* _WHAT IS EXPECTED_: Your task is to output the listing word for word, with pictures excluded.

* _EXERCISE MATERIALS_:
--- BEGIN ---

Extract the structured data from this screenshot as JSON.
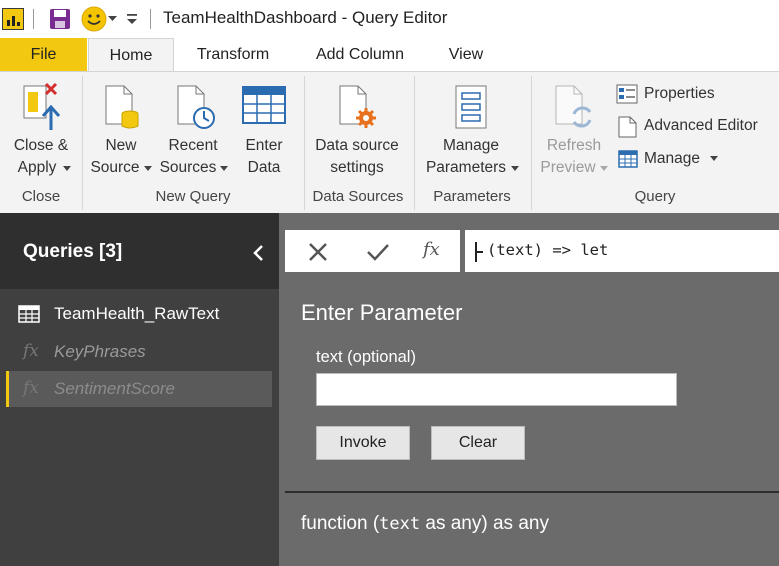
{
  "titlebar": {
    "title": "TeamHealthDashboard - Query Editor",
    "icons": [
      "powerbi-icon",
      "save-icon",
      "smiley-icon",
      "customize-dropdown-icon"
    ]
  },
  "tabs": [
    {
      "label": "File"
    },
    {
      "label": "Home"
    },
    {
      "label": "Transform"
    },
    {
      "label": "Add Column"
    },
    {
      "label": "View"
    }
  ],
  "ribbon": {
    "close": {
      "l1": "Close &",
      "l2": "Apply",
      "group": "Close"
    },
    "new_source": {
      "l1": "New",
      "l2": "Source"
    },
    "recent_sources": {
      "l1": "Recent",
      "l2": "Sources"
    },
    "enter_data": {
      "l1": "Enter",
      "l2": "Data"
    },
    "new_query_group": "New Query",
    "data_source_settings": {
      "l1": "Data source",
      "l2": "settings"
    },
    "data_sources_group": "Data Sources",
    "manage_parameters": {
      "l1": "Manage",
      "l2": "Parameters"
    },
    "parameters_group": "Parameters",
    "refresh_preview": {
      "l1": "Refresh",
      "l2": "Preview"
    },
    "properties": "Properties",
    "advanced_editor": "Advanced Editor",
    "manage": "Manage",
    "query_group": "Query"
  },
  "queries": {
    "header": "Queries [3]",
    "items": [
      {
        "label": "TeamHealth_RawText",
        "icon": "table-icon"
      },
      {
        "label": "KeyPhrases",
        "icon": "function-icon"
      },
      {
        "label": "SentimentScore",
        "icon": "function-icon",
        "selected": true
      }
    ]
  },
  "formula_bar": {
    "text": "(text) => let"
  },
  "enter_parameter": {
    "title": "Enter Parameter",
    "param_label": "text (optional)",
    "param_value": "",
    "invoke": "Invoke",
    "clear": "Clear"
  },
  "signature": {
    "pre": "function (",
    "mono": "text",
    "post": " as any) as any"
  },
  "colors": {
    "accent": "#f2c811",
    "pane_dark": "#404040",
    "main_gray": "#6b6b6b"
  }
}
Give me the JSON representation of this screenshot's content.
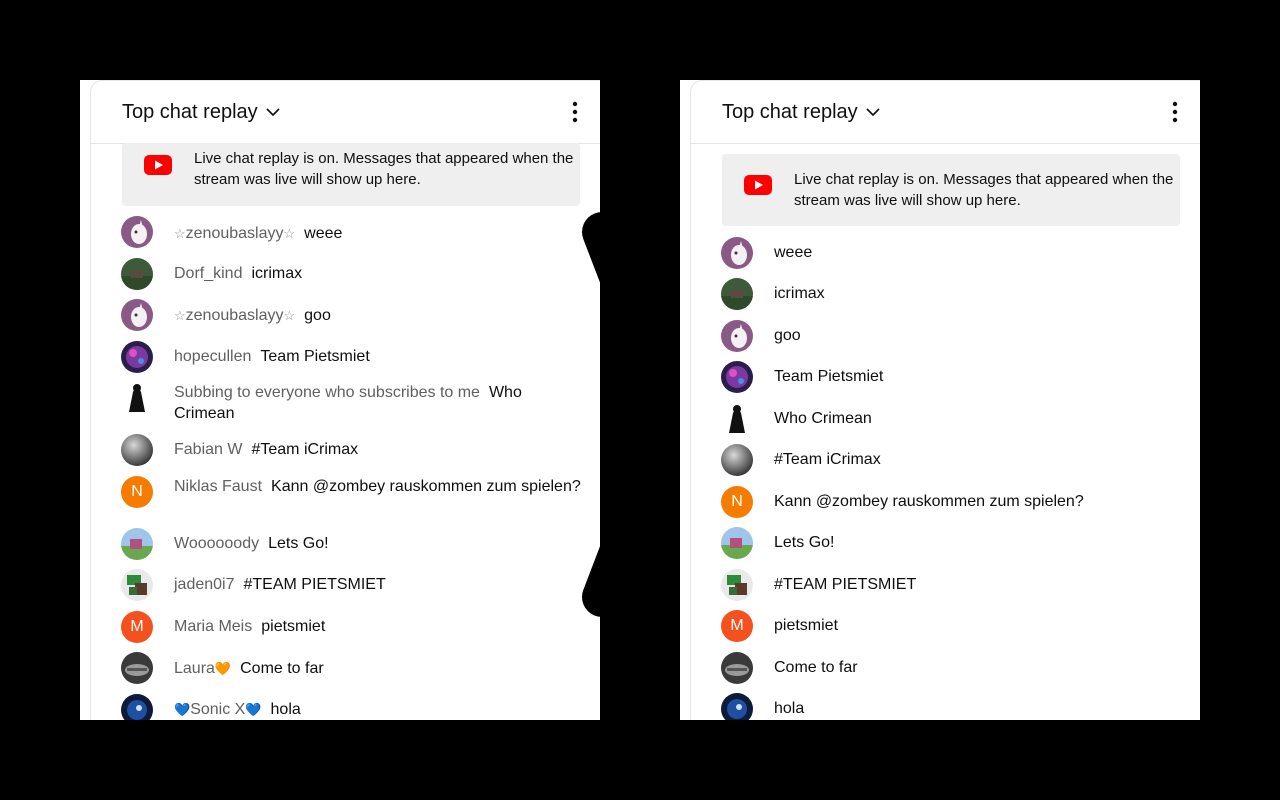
{
  "chat": {
    "title": "Top chat replay",
    "banner": "Live chat replay is on. Messages that appeared when the stream was live will show up here."
  },
  "colors": {
    "youtube_red": "#ff0000",
    "background": "#000000",
    "author_gray": "#606060",
    "banner_bg": "#efefef"
  },
  "icons": [
    "chevron-down-icon",
    "more-vert-icon",
    "youtube-logo-icon",
    "chevron-right-arrow-icon"
  ],
  "messages": [
    {
      "author": "zenoubaslayy",
      "author_decoration": "☆",
      "text": "weee",
      "avatar": "unicorn"
    },
    {
      "author": "Dorf_kind",
      "text": "icrimax",
      "avatar": "landscape"
    },
    {
      "author": "zenoubaslayy",
      "author_decoration": "☆",
      "text": "goo",
      "avatar": "unicorn"
    },
    {
      "author": "hopecullen",
      "text": "Team Pietsmiet",
      "avatar": "neon"
    },
    {
      "author": "Subbing to everyone who subscribes to me",
      "text": "Who Crimean",
      "avatar": "silhouette"
    },
    {
      "author": "Fabian W",
      "text": "#Team iCrimax",
      "avatar": "moon"
    },
    {
      "author": "Niklas Faust",
      "text": "Kann @zombey rauskommen zum spielen?",
      "avatar_letter": "N",
      "avatar": "letter"
    },
    {
      "author": "Woooooody",
      "text": "Lets Go!",
      "avatar": "field"
    },
    {
      "author": "jaden0i7",
      "text": "#TEAM PIETSMIET",
      "avatar": "character"
    },
    {
      "author": "Maria Meis",
      "text": "pietsmiet",
      "avatar_letter": "M",
      "avatar": "letter"
    },
    {
      "author": "Laura",
      "author_decoration": "🧡",
      "text": "Come to far",
      "avatar": "car"
    },
    {
      "author": "Sonic X",
      "author_decoration": "💙",
      "text": "hola",
      "avatar": "sonic"
    }
  ]
}
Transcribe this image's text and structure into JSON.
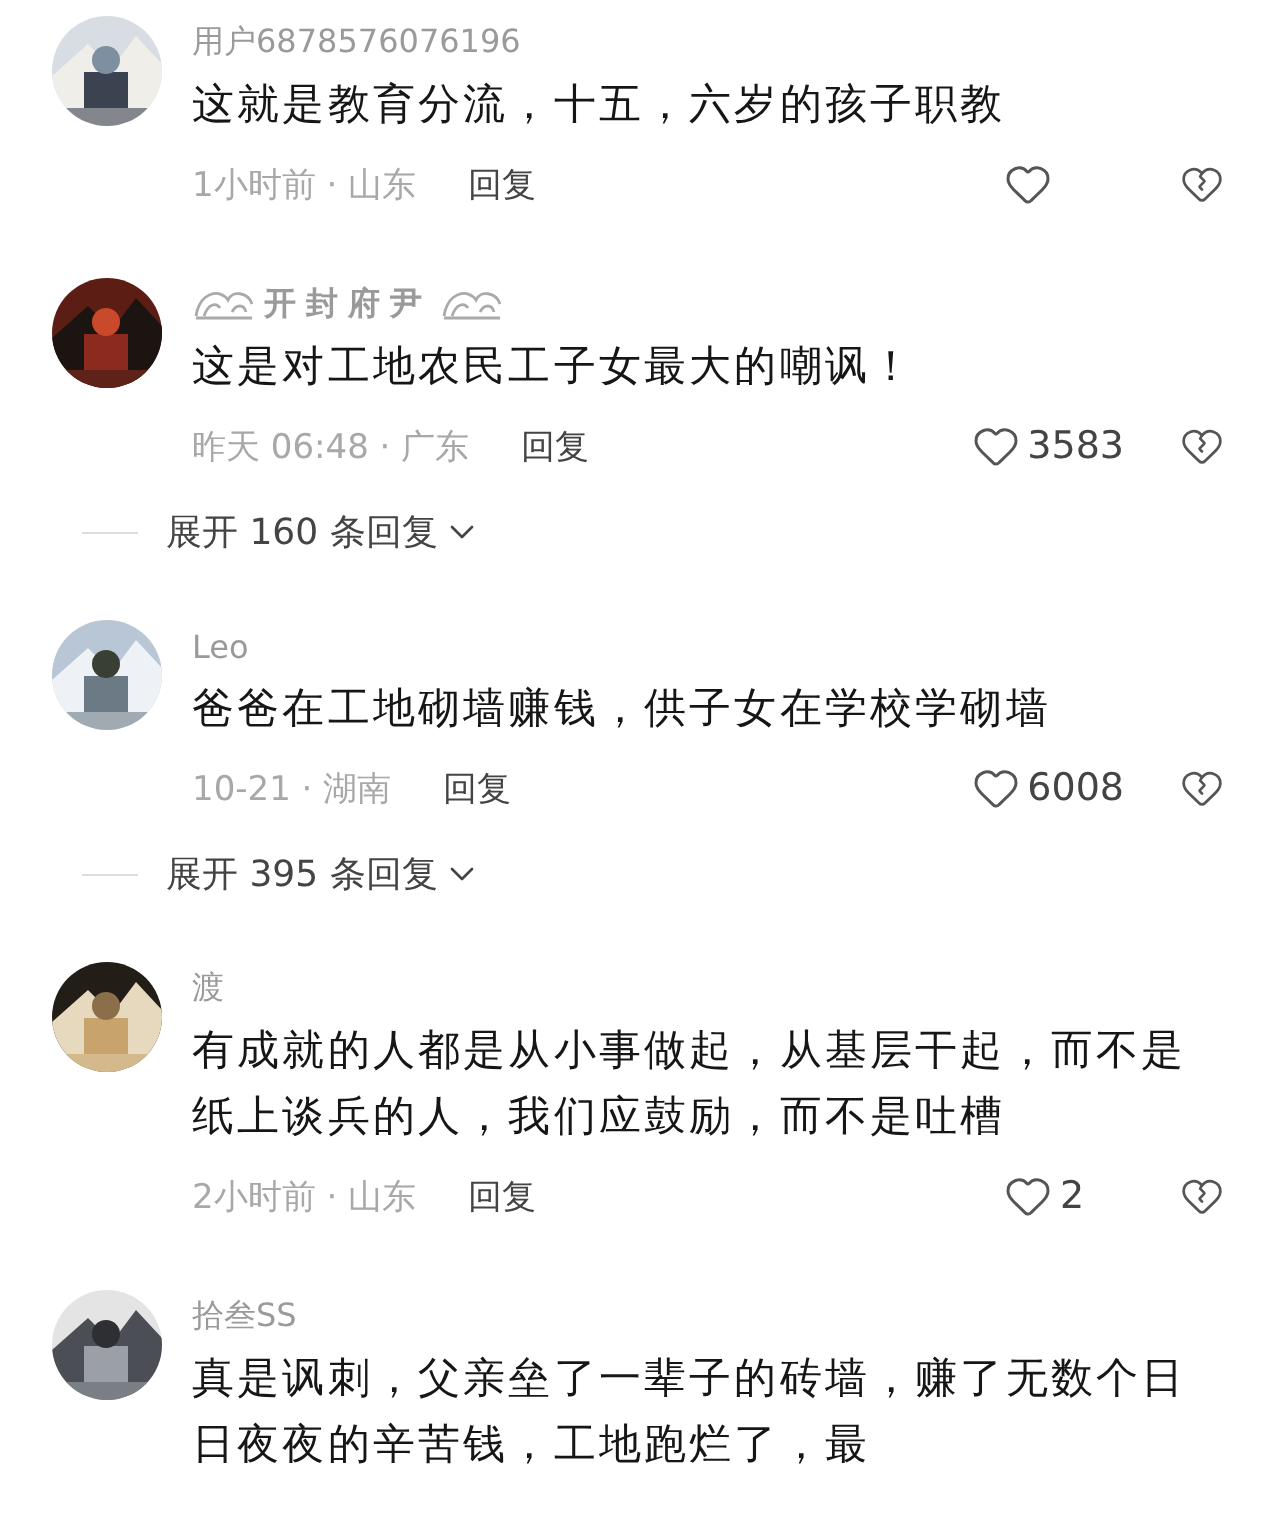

--- END ---

* _FULL OUTPUT_:
Extract the structured data from this screenshot as JSON.
{
  "titlebar": {
    "title": "TeamHealthDashboard - Query Editor",
    "icons": [
      "powerbi-icon",
      "save-icon",
      "smiley-icon",
      "customize-dropdown-icon"
    ]
  },
  "tabs": [
    {
      "label": "File"
    },
    {
      "label": "Home"
    },
    {
      "label": "Transform"
    },
    {
      "label": "Add Column"
    },
    {
      "label": "View"
    }
  ],
  "ribbon": {
    "close": {
      "l1": "Close &",
      "l2": "Apply",
      "group": "Close"
    },
    "new_source": {
      "l1": "New",
      "l2": "Source"
    },
    "recent_sources": {
      "l1": "Recent",
      "l2": "Sources"
    },
    "enter_data": {
      "l1": "Enter",
      "l2": "Data"
    },
    "new_query_group": "New Query",
    "data_source_settings": {
      "l1": "Data source",
      "l2": "settings"
    },
    "data_sources_group": "Data Sources",
    "manage_parameters": {
      "l1": "Manage",
      "l2": "Parameters"
    },
    "parameters_group": "Parameters",
    "refresh_preview": {
      "l1": "Refresh",
      "l2": "Preview"
    },
    "properties": "Properties",
    "advanced_editor": "Advanced Editor",
    "manage": "Manage",
    "query_group": "Query"
  },
  "queries": {
    "header": "Queries [3]",
    "items": [
      {
        "label": "TeamHealth_RawText",
        "icon": "table-icon"
      },
      {
        "label": "KeyPhrases",
        "icon": "function-icon"
      },
      {
        "label": "SentimentScore",
        "icon": "function-icon",
        "selected": true
      }
    ]
  },
  "formula_bar": {
    "text": "(text) => let"
  },
  "enter_parameter": {
    "title": "Enter Parameter",
    "param_label": "text (optional)",
    "param_value": "",
    "invoke": "Invoke",
    "clear": "Clear"
  },
  "signature": {
    "pre": "function (",
    "mono": "text",
    "post": " as any) as any"
  },
  "colors": {
    "accent": "#f2c811",
    "pane_dark": "#404040",
    "main_gray": "#6b6b6b"
  }
}
Give me the JSON representation of this screenshot's content.
{
  "chat": {
    "title": "Top chat replay",
    "banner": "Live chat replay is on. Messages that appeared when the stream was live will show up here."
  },
  "colors": {
    "youtube_red": "#ff0000",
    "background": "#000000",
    "author_gray": "#606060",
    "banner_bg": "#efefef"
  },
  "icons": [
    "chevron-down-icon",
    "more-vert-icon",
    "youtube-logo-icon",
    "chevron-right-arrow-icon"
  ],
  "messages": [
    {
      "author": "zenoubaslayy",
      "author_decoration": "☆",
      "text": "weee",
      "avatar": "unicorn"
    },
    {
      "author": "Dorf_kind",
      "text": "icrimax",
      "avatar": "landscape"
    },
    {
      "author": "zenoubaslayy",
      "author_decoration": "☆",
      "text": "goo",
      "avatar": "unicorn"
    },
    {
      "author": "hopecullen",
      "text": "Team Pietsmiet",
      "avatar": "neon"
    },
    {
      "author": "Subbing to everyone who subscribes to me",
      "text": "Who Crimean",
      "avatar": "silhouette"
    },
    {
      "author": "Fabian W",
      "text": "#Team iCrimax",
      "avatar": "moon"
    },
    {
      "author": "Niklas Faust",
      "text": "Kann @zombey rauskommen zum spielen?",
      "avatar_letter": "N",
      "avatar": "letter"
    },
    {
      "author": "Woooooody",
      "text": "Lets Go!",
      "avatar": "field"
    },
    {
      "author": "jaden0i7",
      "text": "#TEAM PIETSMIET",
      "avatar": "character"
    },
    {
      "author": "Maria Meis",
      "text": "pietsmiet",
      "avatar_letter": "M",
      "avatar": "letter"
    },
    {
      "author": "Laura",
      "author_decoration": "🧡",
      "text": "Come to far",
      "avatar": "car"
    },
    {
      "author": "Sonic X",
      "author_decoration": "💙",
      "text": "hola",
      "avatar": "sonic"
    }
  ]
}
Transcribe this image's text and structure into JSON.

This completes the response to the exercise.